Start of Provided information

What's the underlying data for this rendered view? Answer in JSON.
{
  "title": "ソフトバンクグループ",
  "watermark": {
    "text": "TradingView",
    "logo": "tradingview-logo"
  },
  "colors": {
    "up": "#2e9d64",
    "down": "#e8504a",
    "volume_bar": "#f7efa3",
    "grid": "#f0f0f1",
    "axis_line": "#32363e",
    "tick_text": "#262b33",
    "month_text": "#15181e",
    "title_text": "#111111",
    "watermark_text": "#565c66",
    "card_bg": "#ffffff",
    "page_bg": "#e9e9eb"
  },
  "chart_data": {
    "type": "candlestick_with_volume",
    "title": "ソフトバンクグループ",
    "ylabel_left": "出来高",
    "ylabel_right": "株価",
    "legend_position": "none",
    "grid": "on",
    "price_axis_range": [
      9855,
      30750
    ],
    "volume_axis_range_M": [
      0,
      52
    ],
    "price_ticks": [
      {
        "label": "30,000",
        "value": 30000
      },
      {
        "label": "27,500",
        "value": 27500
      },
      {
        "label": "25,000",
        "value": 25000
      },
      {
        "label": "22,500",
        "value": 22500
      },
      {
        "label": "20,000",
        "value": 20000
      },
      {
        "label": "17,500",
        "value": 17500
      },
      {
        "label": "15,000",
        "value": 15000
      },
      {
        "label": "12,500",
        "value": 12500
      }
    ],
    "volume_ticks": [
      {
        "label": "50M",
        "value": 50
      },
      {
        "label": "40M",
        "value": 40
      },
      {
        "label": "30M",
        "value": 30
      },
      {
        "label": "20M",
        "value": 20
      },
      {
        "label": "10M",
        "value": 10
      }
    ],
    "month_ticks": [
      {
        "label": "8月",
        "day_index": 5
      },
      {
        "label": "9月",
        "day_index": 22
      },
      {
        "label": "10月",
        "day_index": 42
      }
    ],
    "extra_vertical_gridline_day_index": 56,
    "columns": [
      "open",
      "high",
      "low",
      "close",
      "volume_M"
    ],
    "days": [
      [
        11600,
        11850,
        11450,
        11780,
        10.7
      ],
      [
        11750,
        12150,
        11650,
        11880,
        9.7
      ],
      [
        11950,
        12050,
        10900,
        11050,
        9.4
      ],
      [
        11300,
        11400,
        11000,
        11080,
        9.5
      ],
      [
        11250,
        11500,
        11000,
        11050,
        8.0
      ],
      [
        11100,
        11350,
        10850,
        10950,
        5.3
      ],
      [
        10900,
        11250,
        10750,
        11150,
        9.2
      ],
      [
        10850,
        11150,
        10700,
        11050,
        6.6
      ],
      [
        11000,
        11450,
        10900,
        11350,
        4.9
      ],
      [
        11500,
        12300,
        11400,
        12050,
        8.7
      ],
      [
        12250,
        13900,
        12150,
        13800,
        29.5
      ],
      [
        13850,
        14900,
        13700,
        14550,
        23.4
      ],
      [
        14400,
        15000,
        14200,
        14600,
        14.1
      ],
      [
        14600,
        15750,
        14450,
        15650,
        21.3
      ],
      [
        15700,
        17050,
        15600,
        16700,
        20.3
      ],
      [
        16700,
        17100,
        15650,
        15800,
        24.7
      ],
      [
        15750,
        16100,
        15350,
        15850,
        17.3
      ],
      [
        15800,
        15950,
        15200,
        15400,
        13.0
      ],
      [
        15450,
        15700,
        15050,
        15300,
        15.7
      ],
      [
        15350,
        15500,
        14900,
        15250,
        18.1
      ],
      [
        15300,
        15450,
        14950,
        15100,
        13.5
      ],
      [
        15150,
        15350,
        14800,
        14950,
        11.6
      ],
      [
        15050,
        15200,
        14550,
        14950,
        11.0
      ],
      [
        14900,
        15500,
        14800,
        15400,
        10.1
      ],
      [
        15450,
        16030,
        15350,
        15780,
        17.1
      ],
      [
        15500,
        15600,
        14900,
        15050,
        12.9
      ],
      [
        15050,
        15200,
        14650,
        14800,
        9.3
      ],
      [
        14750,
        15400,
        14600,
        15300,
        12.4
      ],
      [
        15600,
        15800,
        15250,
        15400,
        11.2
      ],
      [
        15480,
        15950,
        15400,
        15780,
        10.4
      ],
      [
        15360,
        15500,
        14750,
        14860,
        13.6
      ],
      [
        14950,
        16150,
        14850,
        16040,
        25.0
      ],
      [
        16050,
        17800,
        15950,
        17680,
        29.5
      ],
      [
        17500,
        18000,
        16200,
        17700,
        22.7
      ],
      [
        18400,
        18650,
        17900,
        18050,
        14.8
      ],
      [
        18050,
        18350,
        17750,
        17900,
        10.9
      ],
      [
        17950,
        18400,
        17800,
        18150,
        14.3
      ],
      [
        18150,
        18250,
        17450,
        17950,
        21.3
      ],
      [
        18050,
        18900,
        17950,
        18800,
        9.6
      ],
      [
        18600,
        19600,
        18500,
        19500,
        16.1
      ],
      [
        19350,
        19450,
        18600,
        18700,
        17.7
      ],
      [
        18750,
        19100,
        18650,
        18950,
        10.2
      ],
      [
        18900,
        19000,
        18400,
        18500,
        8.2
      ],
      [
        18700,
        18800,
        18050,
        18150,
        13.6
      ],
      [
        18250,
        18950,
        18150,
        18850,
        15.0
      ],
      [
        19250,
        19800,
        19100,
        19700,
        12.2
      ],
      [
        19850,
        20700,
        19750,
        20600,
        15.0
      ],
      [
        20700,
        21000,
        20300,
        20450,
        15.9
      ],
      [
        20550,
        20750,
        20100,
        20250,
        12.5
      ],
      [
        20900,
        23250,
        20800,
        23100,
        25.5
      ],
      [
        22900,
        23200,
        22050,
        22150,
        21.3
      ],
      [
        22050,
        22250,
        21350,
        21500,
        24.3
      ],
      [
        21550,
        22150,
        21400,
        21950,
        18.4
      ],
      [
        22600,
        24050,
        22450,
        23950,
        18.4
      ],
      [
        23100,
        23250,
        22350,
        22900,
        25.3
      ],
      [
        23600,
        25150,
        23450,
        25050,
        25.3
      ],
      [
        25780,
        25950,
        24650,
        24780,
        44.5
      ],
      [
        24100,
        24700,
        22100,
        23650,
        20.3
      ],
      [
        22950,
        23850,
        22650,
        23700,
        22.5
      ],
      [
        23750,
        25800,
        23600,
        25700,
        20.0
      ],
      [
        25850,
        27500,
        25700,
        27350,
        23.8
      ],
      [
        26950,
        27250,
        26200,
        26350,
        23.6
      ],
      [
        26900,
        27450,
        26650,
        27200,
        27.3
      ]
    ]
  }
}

End of Provided information

Short task
Give the complete listing a second time, exactly as it reads.

Full answer
What's the underlying data for this rendered view? Answer in JSON.
{
  "title": "ソフトバンクグループ",
  "watermark": {
    "text": "TradingView",
    "logo": "tradingview-logo"
  },
  "colors": {
    "up": "#2e9d64",
    "down": "#e8504a",
    "volume_bar": "#f7efa3",
    "grid": "#f0f0f1",
    "axis_line": "#32363e",
    "tick_text": "#262b33",
    "month_text": "#15181e",
    "title_text": "#111111",
    "watermark_text": "#565c66",
    "card_bg": "#ffffff",
    "page_bg": "#e9e9eb"
  },
  "chart_data": {
    "type": "candlestick_with_volume",
    "title": "ソフトバンクグループ",
    "ylabel_left": "出来高",
    "ylabel_right": "株価",
    "legend_position": "none",
    "grid": "on",
    "price_axis_range": [
      9855,
      30750
    ],
    "volume_axis_range_M": [
      0,
      52
    ],
    "price_ticks": [
      {
        "label": "30,000",
        "value": 30000
      },
      {
        "label": "27,500",
        "value": 27500
      },
      {
        "label": "25,000",
        "value": 25000
      },
      {
        "label": "22,500",
        "value": 22500
      },
      {
        "label": "20,000",
        "value": 20000
      },
      {
        "label": "17,500",
        "value": 17500
      },
      {
        "label": "15,000",
        "value": 15000
      },
      {
        "label": "12,500",
        "value": 12500
      }
    ],
    "volume_ticks": [
      {
        "label": "50M",
        "value": 50
      },
      {
        "label": "40M",
        "value": 40
      },
      {
        "label": "30M",
        "value": 30
      },
      {
        "label": "20M",
        "value": 20
      },
      {
        "label": "10M",
        "value": 10
      }
    ],
    "month_ticks": [
      {
        "label": "8月",
        "day_index": 5
      },
      {
        "label": "9月",
        "day_index": 22
      },
      {
        "label": "10月",
        "day_index": 42
      }
    ],
    "extra_vertical_gridline_day_index": 56,
    "columns": [
      "open",
      "high",
      "low",
      "close",
      "volume_M"
    ],
    "days": [
      [
        11600,
        11850,
        11450,
        11780,
        10.7
      ],
      [
        11750,
        12150,
        11650,
        11880,
        9.7
      ],
      [
        11950,
        12050,
        10900,
        11050,
        9.4
      ],
      [
        11300,
        11400,
        11000,
        11080,
        9.5
      ],
      [
        11250,
        11500,
        11000,
        11050,
        8.0
      ],
      [
        11100,
        11350,
        10850,
        10950,
        5.3
      ],
      [
        10900,
        11250,
        10750,
        11150,
        9.2
      ],
      [
        10850,
        11150,
        10700,
        11050,
        6.6
      ],
      [
        11000,
        11450,
        10900,
        11350,
        4.9
      ],
      [
        11500,
        12300,
        11400,
        12050,
        8.7
      ],
      [
        12250,
        13900,
        12150,
        13800,
        29.5
      ],
      [
        13850,
        14900,
        13700,
        14550,
        23.4
      ],
      [
        14400,
        15000,
        14200,
        14600,
        14.1
      ],
      [
        14600,
        15750,
        14450,
        15650,
        21.3
      ],
      [
        15700,
        17050,
        15600,
        16700,
        20.3
      ],
      [
        16700,
        17100,
        15650,
        15800,
        24.7
      ],
      [
        15750,
        16100,
        15350,
        15850,
        17.3
      ],
      [
        15800,
        15950,
        15200,
        15400,
        13.0
      ],
      [
        15450,
        15700,
        15050,
        15300,
        15.7
      ],
      [
        15350,
        15500,
        14900,
        15250,
        18.1
      ],
      [
        15300,
        15450,
        14950,
        15100,
        13.5
      ],
      [
        15150,
        15350,
        14800,
        14950,
        11.6
      ],
      [
        15050,
        15200,
        14550,
        14950,
        11.0
      ],
      [
        14900,
        15500,
        14800,
        15400,
        10.1
      ],
      [
        15450,
        16030,
        15350,
        15780,
        17.1
      ],
      [
        15500,
        15600,
        14900,
        15050,
        12.9
      ],
      [
        15050,
        15200,
        14650,
        14800,
        9.3
      ],
      [
        14750,
        15400,
        14600,
        15300,
        12.4
      ],
      [
        15600,
        15800,
        15250,
        15400,
        11.2
      ],
      [
        15480,
        15950,
        15400,
        15780,
        10.4
      ],
      [
        15360,
        15500,
        14750,
        14860,
        13.6
      ],
      [
        14950,
        16150,
        14850,
        16040,
        25.0
      ],
      [
        16050,
        17800,
        15950,
        17680,
        29.5
      ],
      [
        17500,
        18000,
        16200,
        17700,
        22.7
      ],
      [
        18400,
        18650,
        17900,
        18050,
        14.8
      ],
      [
        18050,
        18350,
        17750,
        17900,
        10.9
      ],
      [
        17950,
        18400,
        17800,
        18150,
        14.3
      ],
      [
        18150,
        18250,
        17450,
        17950,
        21.3
      ],
      [
        18050,
        18900,
        17950,
        18800,
        9.6
      ],
      [
        18600,
        19600,
        18500,
        19500,
        16.1
      ],
      [
        19350,
        19450,
        18600,
        18700,
        17.7
      ],
      [
        18750,
        19100,
        18650,
        18950,
        10.2
      ],
      [
        18900,
        19000,
        18400,
        18500,
        8.2
      ],
      [
        18700,
        18800,
        18050,
        18150,
        13.6
      ],
      [
        18250,
        18950,
        18150,
        18850,
        15.0
      ],
      [
        19250,
        19800,
        19100,
        19700,
        12.2
      ],
      [
        19850,
        20700,
        19750,
        20600,
        15.0
      ],
      [
        20700,
        21000,
        20300,
        20450,
        15.9
      ],
      [
        20550,
        20750,
        20100,
        20250,
        12.5
      ],
      [
        20900,
        23250,
        20800,
        23100,
        25.5
      ],
      [
        22900,
        23200,
        22050,
        22150,
        21.3
      ],
      [
        22050,
        22250,
        21350,
        21500,
        24.3
      ],
      [
        21550,
        22150,
        21400,
        21950,
        18.4
      ],
      [
        22600,
        24050,
        22450,
        23950,
        18.4
      ],
      [
        23100,
        23250,
        22350,
        22900,
        25.3
      ],
      [
        23600,
        25150,
        23450,
        25050,
        25.3
      ],
      [
        25780,
        25950,
        24650,
        24780,
        44.5
      ],
      [
        24100,
        24700,
        22100,
        23650,
        20.3
      ],
      [
        22950,
        23850,
        22650,
        23700,
        22.5
      ],
      [
        23750,
        25800,
        23600,
        25700,
        20.0
      ],
      [
        25850,
        27500,
        25700,
        27350,
        23.8
      ],
      [
        26950,
        27250,
        26200,
        26350,
        23.6
      ],
      [
        26900,
        27450,
        26650,
        27200,
        27.3
      ]
    ]
  }
}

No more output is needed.